Reading: Age 6–7 (Year 2)
Children age 6–7 will continue to build up a range of reading skills. They should have strong phonics skills and growing comprehension skills, which will help them develop confidence in reading more broadly and fluently.
There are a variety of simple things you can do at home to support your child’s developing reading skills.
What your child will learn
Follow the links below to find out more about learning to read, with lots of information and support:
Learning to read in Year 2
In Year 2, your child will develop their word-reading until they are fluent word readers. They will still use phonics to decode unfamiliar words. Phonics focuses on building words from sounds. For example, once they know the individual sounds for ‘s’, ‘a’ and ‘t’, they can blend them together to form the word ‘sat’. Once they have learned all the sound and letter combinations, they will be able to try to read any unfamiliar words.
By now, there will probably be a range of tricky words, such as ‘the’ and ‘said’, that your child recognises on sight. These are words in which the sounds and letters do not match with what has been taught so far.
Your child will also routinely bring home a book to read aloud to you. This could be a levelled reading scheme book, although later in the year they may have free choice of the book they take home.

■ Task instructions ■
1. Repeat word for word the part of the Year 2 reading guide starting at "By now, there" and ending at "they take home.".
2. In the Year 2 reading guide, what does phonics focus on?
The data that comes next has no part in this work.

■ Information supplied ■

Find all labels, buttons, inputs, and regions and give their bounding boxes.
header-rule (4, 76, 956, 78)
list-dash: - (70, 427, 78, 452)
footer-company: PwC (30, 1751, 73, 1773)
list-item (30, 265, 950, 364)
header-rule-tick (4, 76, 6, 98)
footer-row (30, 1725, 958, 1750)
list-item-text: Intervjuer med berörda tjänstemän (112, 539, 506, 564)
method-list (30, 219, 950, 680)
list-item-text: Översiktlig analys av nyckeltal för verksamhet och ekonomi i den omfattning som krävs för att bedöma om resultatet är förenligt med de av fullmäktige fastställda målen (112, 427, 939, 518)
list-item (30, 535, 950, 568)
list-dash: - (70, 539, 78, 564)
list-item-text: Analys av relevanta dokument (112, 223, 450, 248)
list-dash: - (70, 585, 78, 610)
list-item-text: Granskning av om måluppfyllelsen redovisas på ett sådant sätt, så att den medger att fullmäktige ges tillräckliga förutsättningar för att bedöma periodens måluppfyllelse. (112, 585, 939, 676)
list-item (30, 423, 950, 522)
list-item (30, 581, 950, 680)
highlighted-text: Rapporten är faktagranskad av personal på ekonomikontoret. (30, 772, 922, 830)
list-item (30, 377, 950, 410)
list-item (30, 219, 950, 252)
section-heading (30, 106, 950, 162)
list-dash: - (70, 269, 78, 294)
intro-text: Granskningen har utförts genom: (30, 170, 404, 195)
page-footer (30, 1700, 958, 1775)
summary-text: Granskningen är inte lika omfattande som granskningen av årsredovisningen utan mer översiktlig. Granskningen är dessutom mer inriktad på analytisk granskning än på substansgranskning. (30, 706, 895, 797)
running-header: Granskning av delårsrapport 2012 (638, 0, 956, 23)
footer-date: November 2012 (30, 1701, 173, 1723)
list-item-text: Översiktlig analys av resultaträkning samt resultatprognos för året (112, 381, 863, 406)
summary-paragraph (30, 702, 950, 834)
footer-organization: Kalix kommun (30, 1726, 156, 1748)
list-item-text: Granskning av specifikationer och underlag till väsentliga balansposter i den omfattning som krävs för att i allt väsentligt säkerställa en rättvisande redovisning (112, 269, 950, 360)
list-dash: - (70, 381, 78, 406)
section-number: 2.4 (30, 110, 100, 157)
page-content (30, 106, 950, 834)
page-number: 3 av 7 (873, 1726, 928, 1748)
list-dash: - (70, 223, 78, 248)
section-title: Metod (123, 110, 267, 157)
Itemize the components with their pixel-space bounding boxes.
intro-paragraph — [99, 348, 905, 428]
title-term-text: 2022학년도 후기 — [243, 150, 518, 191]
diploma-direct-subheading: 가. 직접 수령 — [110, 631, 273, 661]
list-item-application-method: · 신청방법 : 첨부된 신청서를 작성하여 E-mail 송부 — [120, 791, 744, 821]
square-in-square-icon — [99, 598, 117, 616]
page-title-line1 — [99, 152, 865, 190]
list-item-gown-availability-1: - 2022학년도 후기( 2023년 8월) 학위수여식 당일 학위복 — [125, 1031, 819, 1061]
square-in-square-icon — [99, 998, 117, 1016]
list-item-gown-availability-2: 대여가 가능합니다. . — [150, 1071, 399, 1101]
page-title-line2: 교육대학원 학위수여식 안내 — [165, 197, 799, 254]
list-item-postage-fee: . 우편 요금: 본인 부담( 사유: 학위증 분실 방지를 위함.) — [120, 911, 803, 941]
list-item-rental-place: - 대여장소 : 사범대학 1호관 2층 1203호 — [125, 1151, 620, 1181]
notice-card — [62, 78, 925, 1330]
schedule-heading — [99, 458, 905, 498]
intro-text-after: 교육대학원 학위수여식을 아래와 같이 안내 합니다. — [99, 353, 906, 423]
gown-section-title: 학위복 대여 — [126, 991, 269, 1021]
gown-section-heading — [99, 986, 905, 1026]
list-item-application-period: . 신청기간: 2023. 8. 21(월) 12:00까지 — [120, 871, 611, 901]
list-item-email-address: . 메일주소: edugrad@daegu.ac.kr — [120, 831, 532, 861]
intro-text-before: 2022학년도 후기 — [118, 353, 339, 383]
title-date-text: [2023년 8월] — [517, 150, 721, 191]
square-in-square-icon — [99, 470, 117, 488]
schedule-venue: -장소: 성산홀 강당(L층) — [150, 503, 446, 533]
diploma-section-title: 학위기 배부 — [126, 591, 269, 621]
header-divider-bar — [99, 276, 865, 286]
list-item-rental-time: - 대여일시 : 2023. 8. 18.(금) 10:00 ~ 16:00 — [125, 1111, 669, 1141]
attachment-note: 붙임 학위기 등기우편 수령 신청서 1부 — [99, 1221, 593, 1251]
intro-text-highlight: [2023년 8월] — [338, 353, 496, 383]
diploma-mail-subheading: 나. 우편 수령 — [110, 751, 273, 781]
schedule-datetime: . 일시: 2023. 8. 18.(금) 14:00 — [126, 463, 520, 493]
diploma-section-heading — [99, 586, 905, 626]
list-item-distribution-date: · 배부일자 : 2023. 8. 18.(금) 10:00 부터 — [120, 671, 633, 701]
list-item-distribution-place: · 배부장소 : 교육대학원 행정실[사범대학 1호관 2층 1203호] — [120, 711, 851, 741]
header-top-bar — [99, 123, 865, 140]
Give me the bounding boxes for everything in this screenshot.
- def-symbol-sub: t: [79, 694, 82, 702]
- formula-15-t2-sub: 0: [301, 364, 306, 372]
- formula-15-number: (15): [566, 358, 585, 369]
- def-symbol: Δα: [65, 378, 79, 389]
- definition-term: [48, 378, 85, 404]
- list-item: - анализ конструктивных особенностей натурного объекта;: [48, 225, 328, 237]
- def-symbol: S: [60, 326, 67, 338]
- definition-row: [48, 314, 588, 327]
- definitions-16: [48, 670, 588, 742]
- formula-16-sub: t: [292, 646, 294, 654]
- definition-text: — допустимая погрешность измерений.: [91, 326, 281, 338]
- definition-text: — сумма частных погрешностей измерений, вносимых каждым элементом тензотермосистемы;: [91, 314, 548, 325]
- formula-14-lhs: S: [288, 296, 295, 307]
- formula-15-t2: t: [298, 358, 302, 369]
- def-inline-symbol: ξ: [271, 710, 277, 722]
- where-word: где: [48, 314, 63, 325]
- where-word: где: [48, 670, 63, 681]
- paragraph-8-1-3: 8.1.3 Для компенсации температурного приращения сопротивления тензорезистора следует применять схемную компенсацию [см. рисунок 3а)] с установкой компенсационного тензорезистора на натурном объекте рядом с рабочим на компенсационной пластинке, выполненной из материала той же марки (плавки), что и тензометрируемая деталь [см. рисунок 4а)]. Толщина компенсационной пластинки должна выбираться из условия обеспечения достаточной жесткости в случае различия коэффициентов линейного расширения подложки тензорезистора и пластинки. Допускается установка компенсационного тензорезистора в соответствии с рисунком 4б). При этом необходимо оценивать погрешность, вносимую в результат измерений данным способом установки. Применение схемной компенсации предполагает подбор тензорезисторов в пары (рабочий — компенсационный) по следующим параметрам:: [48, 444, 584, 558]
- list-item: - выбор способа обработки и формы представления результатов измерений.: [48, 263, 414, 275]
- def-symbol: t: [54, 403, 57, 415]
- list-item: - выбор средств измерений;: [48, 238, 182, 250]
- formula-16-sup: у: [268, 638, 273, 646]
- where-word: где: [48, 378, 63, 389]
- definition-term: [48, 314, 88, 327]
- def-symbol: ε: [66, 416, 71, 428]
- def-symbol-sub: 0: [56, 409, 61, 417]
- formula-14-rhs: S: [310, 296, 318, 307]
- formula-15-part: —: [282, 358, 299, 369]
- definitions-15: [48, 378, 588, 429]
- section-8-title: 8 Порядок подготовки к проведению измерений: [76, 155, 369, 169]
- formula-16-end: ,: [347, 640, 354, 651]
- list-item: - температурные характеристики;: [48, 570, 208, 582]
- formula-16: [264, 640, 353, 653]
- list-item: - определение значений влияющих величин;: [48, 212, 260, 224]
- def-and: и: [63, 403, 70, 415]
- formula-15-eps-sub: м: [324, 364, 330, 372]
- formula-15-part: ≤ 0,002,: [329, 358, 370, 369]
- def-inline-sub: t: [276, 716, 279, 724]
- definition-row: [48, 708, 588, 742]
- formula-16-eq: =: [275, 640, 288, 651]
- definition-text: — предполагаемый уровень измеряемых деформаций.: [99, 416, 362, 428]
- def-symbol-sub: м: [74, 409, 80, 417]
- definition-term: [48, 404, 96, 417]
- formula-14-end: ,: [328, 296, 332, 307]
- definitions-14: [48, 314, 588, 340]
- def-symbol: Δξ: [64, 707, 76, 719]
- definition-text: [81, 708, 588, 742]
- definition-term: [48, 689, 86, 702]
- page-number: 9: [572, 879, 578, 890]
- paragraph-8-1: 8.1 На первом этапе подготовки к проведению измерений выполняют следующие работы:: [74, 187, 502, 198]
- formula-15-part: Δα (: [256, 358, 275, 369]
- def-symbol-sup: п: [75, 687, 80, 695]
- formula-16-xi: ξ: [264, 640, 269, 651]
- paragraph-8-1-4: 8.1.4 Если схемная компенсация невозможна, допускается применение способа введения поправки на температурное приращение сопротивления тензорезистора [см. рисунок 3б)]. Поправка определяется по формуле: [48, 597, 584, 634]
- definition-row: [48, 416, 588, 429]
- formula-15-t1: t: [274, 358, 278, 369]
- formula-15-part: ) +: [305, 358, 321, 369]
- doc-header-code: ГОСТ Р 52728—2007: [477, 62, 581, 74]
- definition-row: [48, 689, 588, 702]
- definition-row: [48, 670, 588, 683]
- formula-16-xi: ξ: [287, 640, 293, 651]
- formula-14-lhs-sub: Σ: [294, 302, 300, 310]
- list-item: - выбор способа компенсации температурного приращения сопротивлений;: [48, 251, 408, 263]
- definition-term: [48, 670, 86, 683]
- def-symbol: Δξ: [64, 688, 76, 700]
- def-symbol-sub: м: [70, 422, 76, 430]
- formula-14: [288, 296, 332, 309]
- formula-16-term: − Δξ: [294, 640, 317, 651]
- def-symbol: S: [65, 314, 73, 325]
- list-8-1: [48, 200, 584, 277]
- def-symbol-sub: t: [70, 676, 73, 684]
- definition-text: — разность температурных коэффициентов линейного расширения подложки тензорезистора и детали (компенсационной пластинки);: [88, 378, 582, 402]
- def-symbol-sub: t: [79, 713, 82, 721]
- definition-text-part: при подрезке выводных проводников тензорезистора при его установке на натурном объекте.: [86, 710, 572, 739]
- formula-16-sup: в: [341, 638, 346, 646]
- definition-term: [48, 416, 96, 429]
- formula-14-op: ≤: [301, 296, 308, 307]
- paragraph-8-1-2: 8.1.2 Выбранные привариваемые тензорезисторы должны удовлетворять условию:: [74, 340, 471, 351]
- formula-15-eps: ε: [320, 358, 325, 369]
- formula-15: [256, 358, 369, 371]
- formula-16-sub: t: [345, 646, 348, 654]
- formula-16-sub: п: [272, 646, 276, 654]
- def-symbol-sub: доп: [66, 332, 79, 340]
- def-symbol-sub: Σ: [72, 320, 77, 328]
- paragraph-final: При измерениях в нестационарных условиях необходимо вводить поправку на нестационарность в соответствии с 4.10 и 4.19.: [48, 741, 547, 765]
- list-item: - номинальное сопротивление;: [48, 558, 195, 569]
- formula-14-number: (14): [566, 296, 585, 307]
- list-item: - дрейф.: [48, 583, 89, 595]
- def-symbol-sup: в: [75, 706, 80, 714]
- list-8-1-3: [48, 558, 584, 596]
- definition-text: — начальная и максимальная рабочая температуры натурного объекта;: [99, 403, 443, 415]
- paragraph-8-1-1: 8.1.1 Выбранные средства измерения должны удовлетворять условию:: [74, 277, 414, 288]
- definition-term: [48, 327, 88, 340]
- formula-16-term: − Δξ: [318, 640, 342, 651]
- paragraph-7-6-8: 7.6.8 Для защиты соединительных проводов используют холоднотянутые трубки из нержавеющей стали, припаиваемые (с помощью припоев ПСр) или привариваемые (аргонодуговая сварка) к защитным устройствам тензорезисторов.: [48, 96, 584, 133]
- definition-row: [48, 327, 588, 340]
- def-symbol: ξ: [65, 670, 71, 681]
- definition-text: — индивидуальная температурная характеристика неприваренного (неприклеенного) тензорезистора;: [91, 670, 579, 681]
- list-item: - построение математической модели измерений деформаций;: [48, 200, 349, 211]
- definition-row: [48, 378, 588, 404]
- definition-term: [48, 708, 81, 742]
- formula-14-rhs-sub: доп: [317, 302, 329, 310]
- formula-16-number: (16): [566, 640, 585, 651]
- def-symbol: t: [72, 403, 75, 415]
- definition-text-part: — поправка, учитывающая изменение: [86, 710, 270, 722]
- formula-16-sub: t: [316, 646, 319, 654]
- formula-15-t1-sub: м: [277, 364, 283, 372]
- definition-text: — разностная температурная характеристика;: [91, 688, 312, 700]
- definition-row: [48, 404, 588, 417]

■ Responses by task ■
1.
By now, there will probably be a range of tricky words, such as ‘the’ and ‘said’, that your child recognises on sight. These are words in which the sounds and letters do not match with what has been taught so far.
Your child will also routinely bring home a book to read aloud to you. This could be a levelled reading scheme book, although later in the year they may have free choice of the book they take home.

2. Building words from sounds.